• **TASK DESCRIPTION**
Return all lines where the word "this" can be found.

[Dataset records]
((
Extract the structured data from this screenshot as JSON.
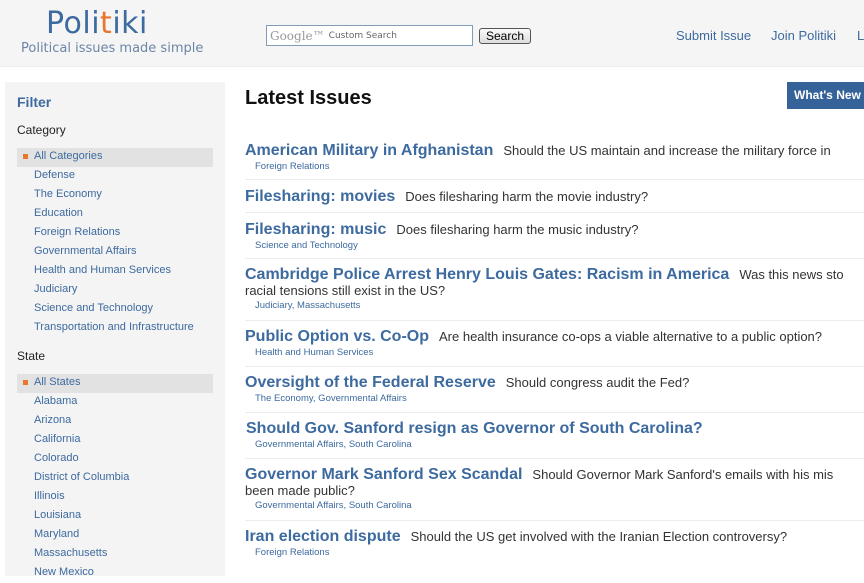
{
  "header": {
    "logo_part1": "Poli",
    "logo_part2": "t",
    "logo_part3": "iki",
    "tagline": "Political issues made simple",
    "search_brand": "Google™",
    "search_placeholder": "Custom Search",
    "search_button": "Search",
    "nav": [
      "Submit Issue",
      "Join Politiki",
      "L"
    ]
  },
  "sidebar": {
    "title": "Filter",
    "category_label": "Category",
    "categories": [
      "All Categories",
      "Defense",
      "The Economy",
      "Education",
      "Foreign Relations",
      "Governmental Affairs",
      "Health and Human Services",
      "Judiciary",
      "Science and Technology",
      "Transportation and Infrastructure"
    ],
    "state_label": "State",
    "states": [
      "All States",
      "Alabama",
      "Arizona",
      "California",
      "Colorado",
      "District of Columbia",
      "Illinois",
      "Louisiana",
      "Maryland",
      "Massachusetts",
      "New Mexico"
    ]
  },
  "main": {
    "title": "Latest Issues",
    "whats_new": "What's New",
    "issues": [
      {
        "title": "American Military in Afghanistan",
        "question": "Should the US maintain and increase the military force in",
        "cont": "",
        "tags": "Foreign Relations"
      },
      {
        "title": "Filesharing: movies",
        "question": "Does filesharing harm the movie industry?",
        "cont": "",
        "tags": ""
      },
      {
        "title": "Filesharing: music",
        "question": "Does filesharing harm the music industry?",
        "cont": "",
        "tags": "Science and Technology"
      },
      {
        "title": "Cambridge Police Arrest Henry Louis Gates: Racism in America",
        "question": "Was this news sto",
        "cont": "racial tensions still exist in the US?",
        "tags": "Judiciary, Massachusetts"
      },
      {
        "title": "Public Option vs. Co-Op",
        "question": "Are health insurance co-ops a viable alternative to a public option?",
        "cont": "",
        "tags": "Health and Human Services"
      },
      {
        "title": "Oversight of the Federal Reserve",
        "question": "Should congress audit the Fed?",
        "cont": "",
        "tags": "The Economy, Governmental Affairs"
      },
      {
        "title": "Should Gov. Sanford resign as Governor of South Carolina?",
        "question": "",
        "cont": "",
        "tags": "Governmental Affairs, South Carolina"
      },
      {
        "title": "Governor Mark Sanford Sex Scandal",
        "question": "Should Governor Mark Sanford's emails with his mis",
        "cont": "been made public?",
        "tags": "Governmental Affairs, South Carolina"
      },
      {
        "title": "Iran election dispute",
        "question": "Should the US get involved with the Iranian Election controversy?",
        "cont": "",
        "tags": "Foreign Relations"
      }
    ]
  },
  "colors": {
    "brand_blue": "#3d6a9f",
    "accent_orange": "#e9762b",
    "button_blue": "#36629a"
  }
}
))
• **EXPECTED ANSWER**
Extract the structured data from this screenshot as JSON.
        "question": "Was this news sto",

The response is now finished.